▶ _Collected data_
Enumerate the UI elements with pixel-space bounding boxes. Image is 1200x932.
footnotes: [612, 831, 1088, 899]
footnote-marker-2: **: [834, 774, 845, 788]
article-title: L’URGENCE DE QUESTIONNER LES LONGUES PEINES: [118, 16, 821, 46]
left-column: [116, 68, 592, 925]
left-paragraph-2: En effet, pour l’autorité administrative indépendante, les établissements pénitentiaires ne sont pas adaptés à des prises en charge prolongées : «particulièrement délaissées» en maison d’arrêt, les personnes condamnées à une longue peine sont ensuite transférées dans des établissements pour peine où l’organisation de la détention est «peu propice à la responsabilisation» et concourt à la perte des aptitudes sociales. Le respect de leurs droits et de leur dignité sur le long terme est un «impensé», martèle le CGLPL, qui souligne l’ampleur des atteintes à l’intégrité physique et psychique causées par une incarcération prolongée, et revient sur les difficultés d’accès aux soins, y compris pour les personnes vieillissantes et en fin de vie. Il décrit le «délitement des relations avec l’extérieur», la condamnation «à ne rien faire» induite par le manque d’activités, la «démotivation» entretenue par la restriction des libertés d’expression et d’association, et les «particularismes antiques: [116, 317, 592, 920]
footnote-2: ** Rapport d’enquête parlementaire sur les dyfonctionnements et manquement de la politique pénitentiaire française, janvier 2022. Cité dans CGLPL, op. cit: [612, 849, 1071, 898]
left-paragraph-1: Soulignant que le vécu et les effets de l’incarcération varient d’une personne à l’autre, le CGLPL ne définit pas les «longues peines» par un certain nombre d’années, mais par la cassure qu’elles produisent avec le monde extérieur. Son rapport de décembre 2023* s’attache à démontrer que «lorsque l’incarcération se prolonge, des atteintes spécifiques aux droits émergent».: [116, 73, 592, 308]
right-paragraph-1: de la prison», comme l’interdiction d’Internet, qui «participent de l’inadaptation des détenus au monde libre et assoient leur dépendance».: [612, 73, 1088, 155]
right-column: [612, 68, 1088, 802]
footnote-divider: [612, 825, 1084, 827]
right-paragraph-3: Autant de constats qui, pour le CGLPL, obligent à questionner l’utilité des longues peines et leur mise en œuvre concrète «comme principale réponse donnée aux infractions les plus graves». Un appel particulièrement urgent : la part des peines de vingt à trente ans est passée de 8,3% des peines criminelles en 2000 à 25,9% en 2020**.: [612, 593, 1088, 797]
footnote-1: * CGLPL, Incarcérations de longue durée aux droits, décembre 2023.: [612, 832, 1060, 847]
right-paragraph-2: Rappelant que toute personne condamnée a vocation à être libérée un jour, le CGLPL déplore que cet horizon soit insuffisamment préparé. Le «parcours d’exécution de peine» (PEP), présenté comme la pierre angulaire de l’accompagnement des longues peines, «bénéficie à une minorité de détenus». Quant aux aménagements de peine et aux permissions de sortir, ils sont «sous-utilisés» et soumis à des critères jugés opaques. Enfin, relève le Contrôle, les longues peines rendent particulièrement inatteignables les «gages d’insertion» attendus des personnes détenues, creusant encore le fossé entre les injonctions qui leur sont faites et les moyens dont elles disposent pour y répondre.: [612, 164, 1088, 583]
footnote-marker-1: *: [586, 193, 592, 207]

▶ _WHAT YOU NEED TO DO_
Gather each line of the records that contains the word "décembre" and copy it in full.

▶ _IN RESPONSE_
left-paragraph-1: Soulignant que le vécu et les effets de l’incarcération varient d’une personne à l’autre, le CGLPL ne définit pas les «longues peines» par un certain nombre d’années, mais par la cassure qu’elles produisent avec le monde extérieur. Son rapport de décembre 2023* s’attache à démontrer que «lorsque l’incarcération se prolonge, des atteintes spécifiques aux droits émergent».: [116, 73, 592, 308]
footnote-1: * CGLPL, Incarcérations de longue durée aux droits, décembre 2023.: [612, 832, 1060, 847]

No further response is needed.